Prompt 1
Echo the passage of the post about watching the debates between "What channel did" and "figure into this.", inclusive.

Supplied text
↓

Monday, October 20, 2008

What channel did you watch the debates on?

Theoretically, the channels carrying the presidential and vice-presidential debates are, for the duration of the debate, airing exactly the same thing, with the only differences being minor graphical details, such as what font to use for lower thirds. John McCain will come across just as curmudgeonly and Sarah Palin just as clueless. The lead-in and lead-out is of course different, and the networks would hope that after you watched the debate, you would stay tuned to the same channel. Of the over-the-air networks, my first choice is ABC, then NBC, CBS, PBS, and my last choice is FOX. My and CW didn't carry the debates, so they don't figure into this.

However, I didn't watch the debates on ABC, because Channel 7 (WXYZ), the local ABC affiliate here in Detroit has very strange digital reception. It took one kind of antenna (a multidirectional lay-flat) to get 7-1 (and 7-2, but do you really want to watch old shows look blurry on a new LCD screen?) to even show up in the channel scan and another antenna (rabbit ears I custom-mangled) to actually watch that channel. But for a week now, my specially mangled antenna can't even get 7-1 anymore. To watch an episode of Ugly Betty, applying pressure to the base of the antenna actually helped. But later it was useless, and I've grown tired of having to mangle the antenna. I shouldn't have to destroy something in order for it to work. I know the analog Channel 7-0 is still around, but it doesn't look good on a digital TV, and besides, who knows what shape I'd have to bend the antenna to get that one to come in halfway decent. Maybe no RCA antennas can work for me, so I decided to give Philips a chance. I bought a Philips rabbit ears, SCP020, which right on the box claims "Outstanding reception." Understandably, I was extremely skeptical, but I'm willing to give it a chance. I took it out the box, removed a bit of onion paper it had between components, plugged it in, and without any other adjustments, and without me having to put it upside down, it gets 4-1 and 4-2. Reception on 20-1, 20-2 and 62-1 remains the same. No 7-1. And still no 50-1.

↑

Prompt 2
Duplicate the lines of the records between the line holding "data-label: 1 bbox=[84, 179, 95, 185]" and the line holding "x-tick-label: 07.08.2026 bbox=[446, 274, 458, 332]", inclusive.

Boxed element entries

↓

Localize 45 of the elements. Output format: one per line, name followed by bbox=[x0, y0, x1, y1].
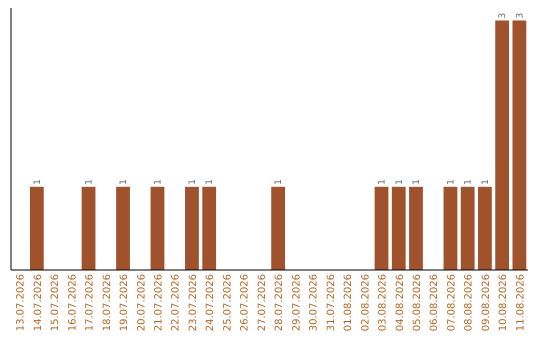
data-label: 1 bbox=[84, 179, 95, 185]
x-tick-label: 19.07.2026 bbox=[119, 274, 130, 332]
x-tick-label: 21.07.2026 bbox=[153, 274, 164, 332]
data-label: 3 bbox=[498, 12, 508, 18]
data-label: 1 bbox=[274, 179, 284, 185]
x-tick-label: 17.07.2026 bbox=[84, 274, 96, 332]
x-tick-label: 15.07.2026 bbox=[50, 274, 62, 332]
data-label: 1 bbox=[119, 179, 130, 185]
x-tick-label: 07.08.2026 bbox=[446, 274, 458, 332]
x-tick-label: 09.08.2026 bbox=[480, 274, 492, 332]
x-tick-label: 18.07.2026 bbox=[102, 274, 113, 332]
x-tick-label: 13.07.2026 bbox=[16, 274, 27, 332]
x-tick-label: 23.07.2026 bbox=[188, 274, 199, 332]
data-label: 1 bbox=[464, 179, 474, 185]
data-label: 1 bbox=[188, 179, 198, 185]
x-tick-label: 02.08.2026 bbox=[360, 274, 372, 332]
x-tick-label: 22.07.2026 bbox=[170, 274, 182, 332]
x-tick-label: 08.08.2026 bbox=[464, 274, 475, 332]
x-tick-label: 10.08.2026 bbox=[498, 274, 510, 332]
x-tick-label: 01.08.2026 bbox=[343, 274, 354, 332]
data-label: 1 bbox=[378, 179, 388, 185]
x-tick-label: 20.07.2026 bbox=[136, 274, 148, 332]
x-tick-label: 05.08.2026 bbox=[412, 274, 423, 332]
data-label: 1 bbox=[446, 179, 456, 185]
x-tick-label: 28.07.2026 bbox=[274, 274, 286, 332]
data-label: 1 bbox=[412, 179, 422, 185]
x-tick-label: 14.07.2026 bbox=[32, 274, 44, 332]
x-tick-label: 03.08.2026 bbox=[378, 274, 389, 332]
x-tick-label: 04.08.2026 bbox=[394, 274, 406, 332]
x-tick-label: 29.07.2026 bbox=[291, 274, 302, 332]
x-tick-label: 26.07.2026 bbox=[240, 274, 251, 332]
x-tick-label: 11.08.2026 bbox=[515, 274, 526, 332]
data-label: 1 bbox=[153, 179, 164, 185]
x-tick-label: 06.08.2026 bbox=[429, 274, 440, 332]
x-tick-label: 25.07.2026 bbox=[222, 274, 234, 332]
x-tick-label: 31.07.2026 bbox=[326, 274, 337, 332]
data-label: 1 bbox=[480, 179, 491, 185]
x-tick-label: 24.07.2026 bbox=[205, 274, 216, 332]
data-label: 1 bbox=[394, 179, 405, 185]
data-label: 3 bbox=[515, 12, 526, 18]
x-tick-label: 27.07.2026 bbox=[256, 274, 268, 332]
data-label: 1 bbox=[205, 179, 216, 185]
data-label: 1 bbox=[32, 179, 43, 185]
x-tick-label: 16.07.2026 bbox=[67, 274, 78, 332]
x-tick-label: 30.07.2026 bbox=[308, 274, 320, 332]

↑
↓

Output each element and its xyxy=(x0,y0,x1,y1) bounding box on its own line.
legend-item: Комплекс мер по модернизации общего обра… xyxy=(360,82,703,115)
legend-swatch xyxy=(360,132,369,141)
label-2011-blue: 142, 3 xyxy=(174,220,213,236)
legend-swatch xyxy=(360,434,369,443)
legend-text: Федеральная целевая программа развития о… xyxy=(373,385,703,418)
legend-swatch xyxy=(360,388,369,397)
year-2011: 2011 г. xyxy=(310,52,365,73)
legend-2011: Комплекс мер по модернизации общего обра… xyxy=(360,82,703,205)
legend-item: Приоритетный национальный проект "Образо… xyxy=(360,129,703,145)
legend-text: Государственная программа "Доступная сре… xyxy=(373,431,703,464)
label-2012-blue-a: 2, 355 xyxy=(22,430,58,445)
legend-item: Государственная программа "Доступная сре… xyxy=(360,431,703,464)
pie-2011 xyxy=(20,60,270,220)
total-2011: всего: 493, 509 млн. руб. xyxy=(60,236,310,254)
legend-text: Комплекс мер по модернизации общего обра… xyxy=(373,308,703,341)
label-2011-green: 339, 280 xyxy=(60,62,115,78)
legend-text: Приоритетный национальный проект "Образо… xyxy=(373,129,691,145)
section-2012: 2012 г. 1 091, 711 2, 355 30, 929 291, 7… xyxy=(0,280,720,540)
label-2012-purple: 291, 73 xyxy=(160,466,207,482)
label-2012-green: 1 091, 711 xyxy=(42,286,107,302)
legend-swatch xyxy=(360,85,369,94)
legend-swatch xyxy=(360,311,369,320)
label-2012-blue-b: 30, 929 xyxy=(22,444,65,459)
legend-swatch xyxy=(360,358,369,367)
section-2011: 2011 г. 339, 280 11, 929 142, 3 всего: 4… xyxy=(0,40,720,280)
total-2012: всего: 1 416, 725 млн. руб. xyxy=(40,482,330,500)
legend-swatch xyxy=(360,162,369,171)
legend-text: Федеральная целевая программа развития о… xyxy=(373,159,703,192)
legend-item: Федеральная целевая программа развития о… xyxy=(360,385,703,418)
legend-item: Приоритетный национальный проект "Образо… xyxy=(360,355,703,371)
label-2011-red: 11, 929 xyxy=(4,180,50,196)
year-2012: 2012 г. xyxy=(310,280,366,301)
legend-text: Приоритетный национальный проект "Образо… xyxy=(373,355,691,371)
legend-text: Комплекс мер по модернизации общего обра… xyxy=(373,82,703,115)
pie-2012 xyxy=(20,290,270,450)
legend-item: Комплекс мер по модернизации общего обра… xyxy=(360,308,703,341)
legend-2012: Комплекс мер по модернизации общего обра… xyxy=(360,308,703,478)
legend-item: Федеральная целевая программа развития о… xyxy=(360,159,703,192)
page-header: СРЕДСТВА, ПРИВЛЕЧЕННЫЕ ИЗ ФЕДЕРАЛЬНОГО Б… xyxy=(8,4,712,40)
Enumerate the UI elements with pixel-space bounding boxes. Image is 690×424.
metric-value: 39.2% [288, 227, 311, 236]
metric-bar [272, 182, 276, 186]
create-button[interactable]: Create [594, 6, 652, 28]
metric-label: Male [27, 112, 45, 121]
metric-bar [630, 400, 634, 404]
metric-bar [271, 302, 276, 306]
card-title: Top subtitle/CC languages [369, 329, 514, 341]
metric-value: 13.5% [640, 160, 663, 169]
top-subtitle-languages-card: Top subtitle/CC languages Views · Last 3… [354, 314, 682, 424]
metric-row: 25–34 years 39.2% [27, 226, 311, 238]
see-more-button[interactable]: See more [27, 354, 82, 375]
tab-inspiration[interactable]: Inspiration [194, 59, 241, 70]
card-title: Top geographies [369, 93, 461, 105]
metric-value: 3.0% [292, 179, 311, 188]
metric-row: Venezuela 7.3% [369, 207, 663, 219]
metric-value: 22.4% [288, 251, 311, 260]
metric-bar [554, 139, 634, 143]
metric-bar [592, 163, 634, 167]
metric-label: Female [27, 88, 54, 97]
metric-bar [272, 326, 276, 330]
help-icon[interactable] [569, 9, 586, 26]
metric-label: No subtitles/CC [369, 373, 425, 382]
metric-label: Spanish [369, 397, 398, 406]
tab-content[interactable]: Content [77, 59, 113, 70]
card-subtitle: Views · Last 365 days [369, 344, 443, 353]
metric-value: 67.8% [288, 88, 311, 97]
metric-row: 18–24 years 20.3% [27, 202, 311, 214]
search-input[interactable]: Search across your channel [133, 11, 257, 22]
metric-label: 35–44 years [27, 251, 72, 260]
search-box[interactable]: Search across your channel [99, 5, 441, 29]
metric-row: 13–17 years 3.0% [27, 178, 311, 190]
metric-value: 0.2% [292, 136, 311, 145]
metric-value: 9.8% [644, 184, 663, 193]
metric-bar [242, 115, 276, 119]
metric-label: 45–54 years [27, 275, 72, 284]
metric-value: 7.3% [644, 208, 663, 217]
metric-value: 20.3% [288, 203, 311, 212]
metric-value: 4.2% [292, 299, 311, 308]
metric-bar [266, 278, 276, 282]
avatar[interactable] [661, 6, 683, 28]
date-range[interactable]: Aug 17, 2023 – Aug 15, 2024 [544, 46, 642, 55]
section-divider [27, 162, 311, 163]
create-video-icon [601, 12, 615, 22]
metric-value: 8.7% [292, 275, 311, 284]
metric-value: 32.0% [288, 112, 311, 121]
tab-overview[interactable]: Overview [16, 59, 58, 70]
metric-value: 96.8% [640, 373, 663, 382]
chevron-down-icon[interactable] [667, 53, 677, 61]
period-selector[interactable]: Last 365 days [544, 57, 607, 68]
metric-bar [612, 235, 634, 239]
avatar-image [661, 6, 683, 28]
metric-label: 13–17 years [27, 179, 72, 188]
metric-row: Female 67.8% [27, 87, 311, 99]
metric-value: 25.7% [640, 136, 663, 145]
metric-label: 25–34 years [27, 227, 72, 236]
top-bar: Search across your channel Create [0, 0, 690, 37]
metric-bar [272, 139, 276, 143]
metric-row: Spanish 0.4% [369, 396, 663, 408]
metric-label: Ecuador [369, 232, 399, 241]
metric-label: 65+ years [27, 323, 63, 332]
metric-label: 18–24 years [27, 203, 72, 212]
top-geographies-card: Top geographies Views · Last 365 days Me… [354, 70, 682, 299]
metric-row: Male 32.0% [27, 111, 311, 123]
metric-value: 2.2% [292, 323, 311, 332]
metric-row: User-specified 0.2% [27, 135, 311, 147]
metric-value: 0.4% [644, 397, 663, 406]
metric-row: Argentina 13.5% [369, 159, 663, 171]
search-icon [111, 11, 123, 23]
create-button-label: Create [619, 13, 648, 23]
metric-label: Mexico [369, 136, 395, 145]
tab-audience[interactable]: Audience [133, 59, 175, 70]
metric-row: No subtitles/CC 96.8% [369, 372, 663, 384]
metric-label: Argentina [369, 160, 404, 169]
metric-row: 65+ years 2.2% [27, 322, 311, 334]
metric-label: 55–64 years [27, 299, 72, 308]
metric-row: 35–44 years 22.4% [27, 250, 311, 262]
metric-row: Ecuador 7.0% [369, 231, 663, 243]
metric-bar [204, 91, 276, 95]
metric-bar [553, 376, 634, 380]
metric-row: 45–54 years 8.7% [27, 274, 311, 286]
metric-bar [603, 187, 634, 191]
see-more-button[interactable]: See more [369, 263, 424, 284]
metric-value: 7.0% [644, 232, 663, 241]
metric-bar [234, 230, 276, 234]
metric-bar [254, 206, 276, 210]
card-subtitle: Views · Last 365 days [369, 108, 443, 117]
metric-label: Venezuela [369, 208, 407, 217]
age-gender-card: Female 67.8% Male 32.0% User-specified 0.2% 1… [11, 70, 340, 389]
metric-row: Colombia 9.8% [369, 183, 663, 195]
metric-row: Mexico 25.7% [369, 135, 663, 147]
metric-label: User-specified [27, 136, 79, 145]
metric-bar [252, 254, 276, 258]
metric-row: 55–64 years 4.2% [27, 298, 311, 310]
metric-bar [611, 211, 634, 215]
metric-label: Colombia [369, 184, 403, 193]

↑

Worked solution 1
What channel did you watch the debates on?

Theoretically, the channels carrying the presidential and vice-presidential debates are, for the duration of the debate, airing exactly the same thing, with the only differences being minor graphical details, such as what font to use for lower thirds. John McCain will come across just as curmudgeonly and Sarah Palin just as clueless. The lead-in and lead-out is of course different, and the networks would hope that after you watched the debate, you would stay tuned to the same channel. Of the over-the-air networks, my first choice is ABC, then NBC, CBS, PBS, and my last choice is FOX. My and CW didn't carry the debates, so they don't figure into this.

Worked solution 2
data-label: 1 bbox=[84, 179, 95, 185]
x-tick-label: 19.07.2026 bbox=[119, 274, 130, 332]
x-tick-label: 21.07.2026 bbox=[153, 274, 164, 332]
data-label: 3 bbox=[498, 12, 508, 18]
data-label: 1 bbox=[274, 179, 284, 185]
x-tick-label: 17.07.2026 bbox=[84, 274, 96, 332]
x-tick-label: 15.07.2026 bbox=[50, 274, 62, 332]
data-label: 1 bbox=[119, 179, 130, 185]
x-tick-label: 07.08.2026 bbox=[446, 274, 458, 332]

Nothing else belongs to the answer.